Data listing:
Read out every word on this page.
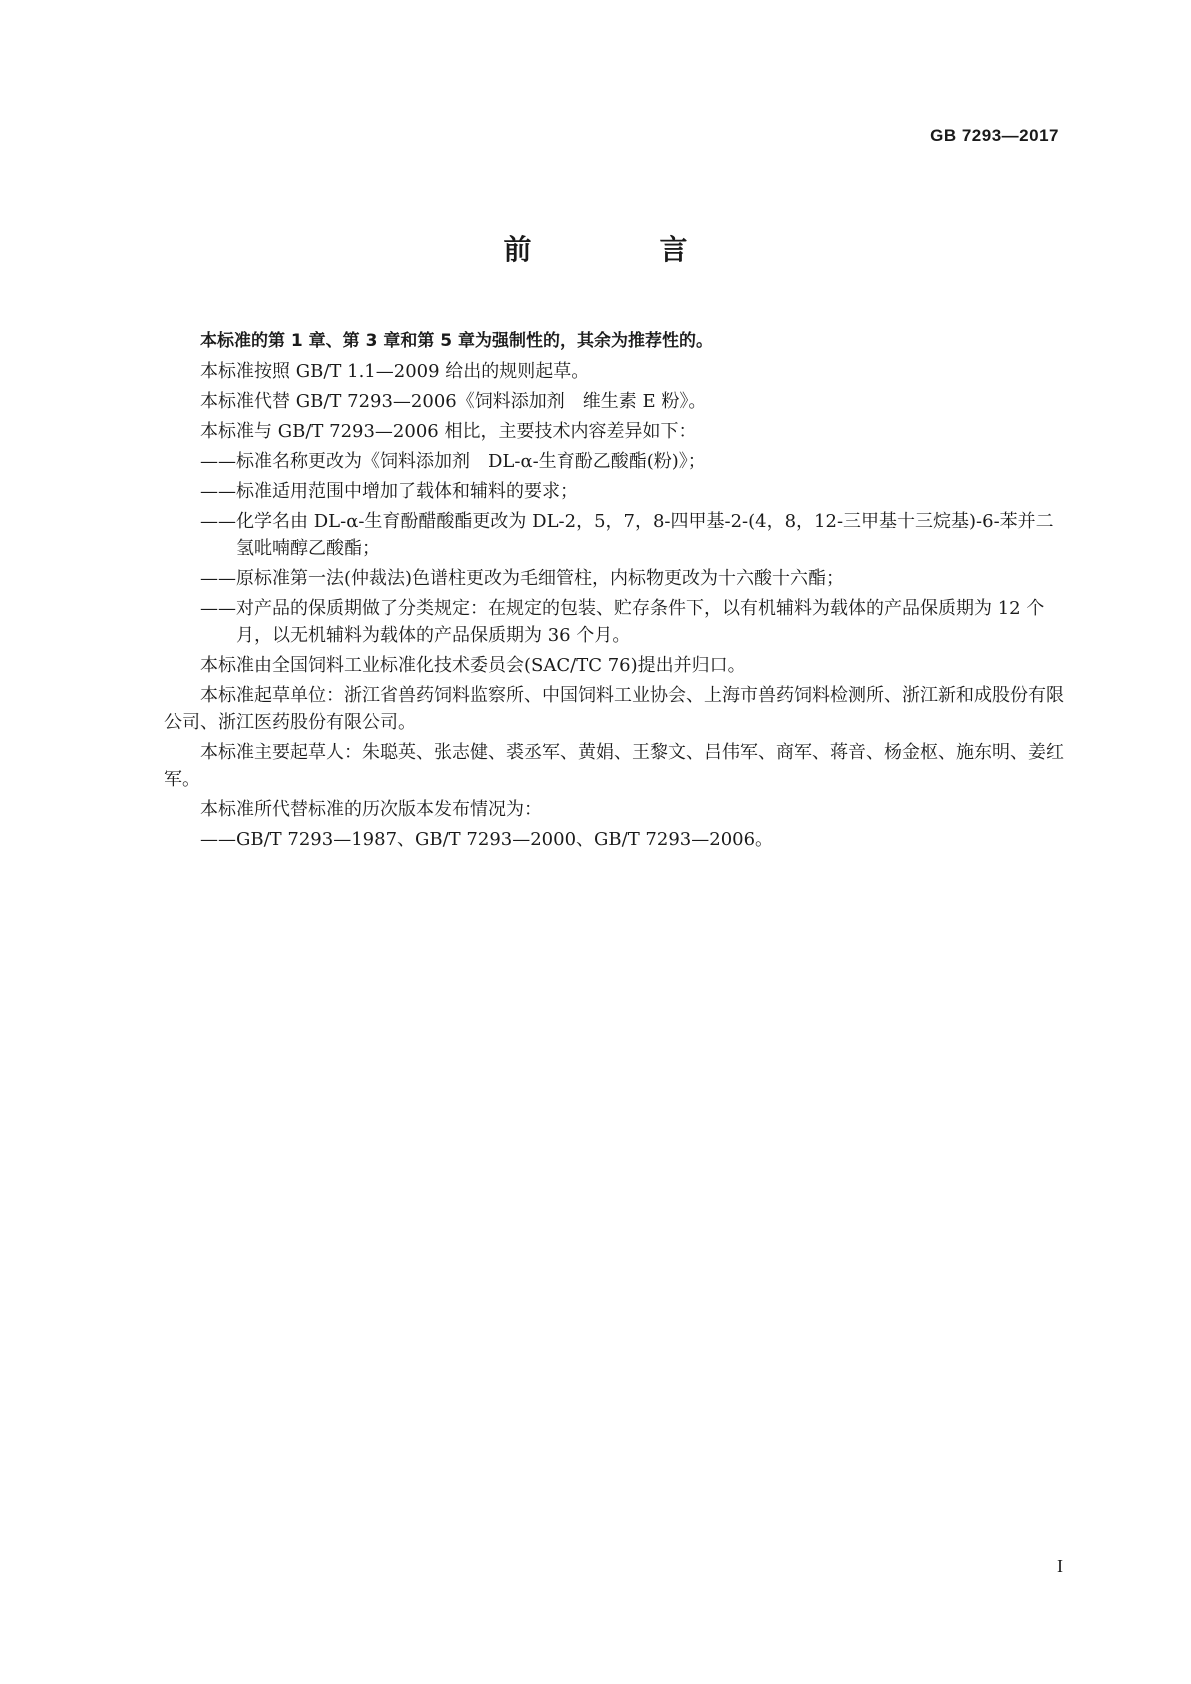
GB 7293—2017
前　言
本标准的第 1 章、第 3 章和第 5 章为强制性的，其余为推荐性的。
本标准按照 GB/T 1.1—2009 给出的规则起草。
本标准代替 GB/T 7293—2006《饲料添加剂　维生素 E 粉》。
本标准与 GB/T 7293—2006 相比，主要技术内容差异如下：
——标准名称更改为《饲料添加剂　DL-α-生育酚乙酸酯(粉)》；
——标准适用范围中增加了载体和辅料的要求；
——化学名由 DL-α-生育酚醋酸酯更改为 DL-2，5，7，8-四甲基-2-(4，8，12-三甲基十三烷基)-6-苯并二氢吡喃醇乙酸酯；
——原标准第一法(仲裁法)色谱柱更改为毛细管柱，内标物更改为十六酸十六酯；
——对产品的保质期做了分类规定：在规定的包装、贮存条件下，以有机辅料为载体的产品保质期为 12 个月，以无机辅料为载体的产品保质期为 36 个月。
本标准由全国饲料工业标准化技术委员会(SAC/TC 76)提出并归口。
本标准起草单位：浙江省兽药饲料监察所、中国饲料工业协会、上海市兽药饲料检测所、浙江新和成股份有限公司、浙江医药股份有限公司。
本标准主要起草人：朱聪英、张志健、裘丞军、黄娟、王黎文、吕伟军、商军、蒋音、杨金枢、施东明、姜红军。
本标准所代替标准的历次版本发布情况为：
——GB/T 7293—1987、GB/T 7293—2000、GB/T 7293—2006。
I
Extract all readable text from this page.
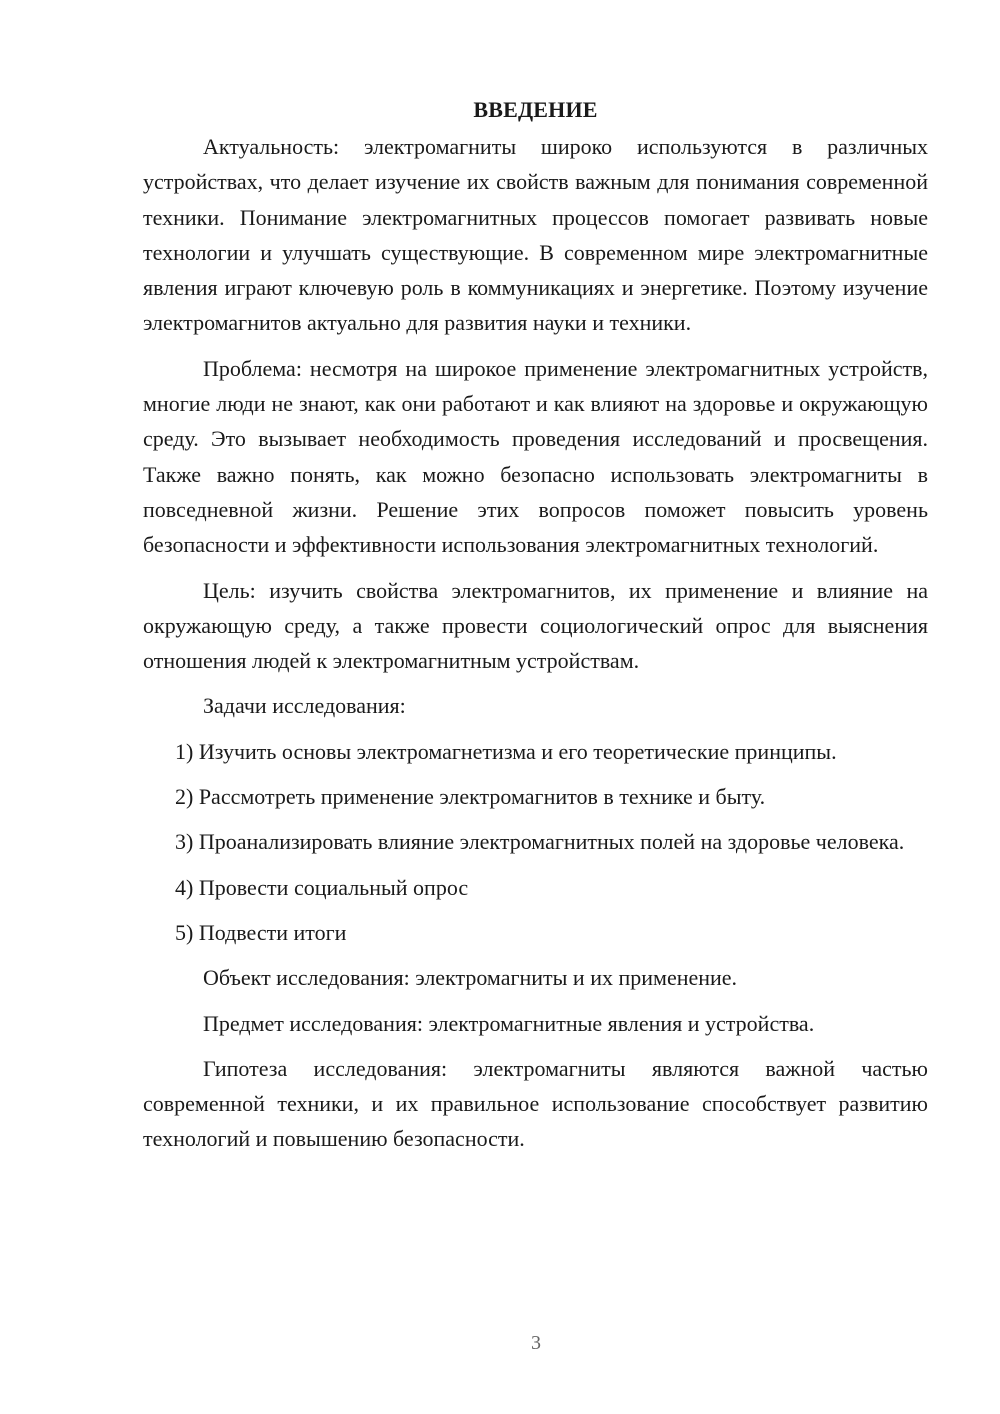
ВВЕДЕНИЕ

Актуальность: электромагниты широко используются в различных устройствах, что делает изучение их свойств важным для понимания современной техники. Понимание электромагнитных процессов помогает развивать новые технологии и улучшать существующие. В современном мире электромагнитные явления играют ключевую роль в коммуникациях и энергетике. Поэтому изучение электромагнитов актуально для развития науки и техники.

Проблема: несмотря на широкое применение электромагнитных устройств, многие люди не знают, как они работают и как влияют на здоровье и окружающую среду. Это вызывает необходимость проведения исследований и просвещения. Также важно понять, как можно безопасно использовать электромагниты в повседневной жизни. Решение этих вопросов поможет повысить уровень безопасности и эффективности использования электромагнитных технологий.

Цель: изучить свойства электромагнитов, их применение и влияние на окружающую среду, а также провести социологический опрос для выяснения отношения людей к электромагнитным устройствам.

Задачи исследования:

1) Изучить основы электромагнетизма и его теоретические принципы.

2) Рассмотреть применение электромагнитов в технике и быту.

3) Проанализировать влияние электромагнитных полей на здоровье человека.

4) Провести социальный опрос

5) Подвести итоги

Объект исследования: электромагниты и их применение.

Предмет исследования: электромагнитные явления и устройства.

Гипотеза исследования: электромагниты являются важной частью современной техники, и их правильное использование способствует развитию технологий и повышению безопасности.

3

■ **What you will do**: Locate the lines above that hold the word "окружающую". Show every one of them.

■ **Finished answer**:
Проблема: несмотря на широкое применение электромагнитных устройств, многие люди не знают, как они работают и как влияют на здоровье и окружающую среду. Это вызывает необходимость проведения исследований и просвещения. Также важно понять, как можно безопасно использовать электромагниты в повседневной жизни. Решение этих вопросов поможет повысить уровень безопасности и эффективности использования электромагнитных технологий.
Цель: изучить свойства электромагнитов, их применение и влияние на окружающую среду, а также провести социологический опрос для выяснения отношения людей к электромагнитным устройствам.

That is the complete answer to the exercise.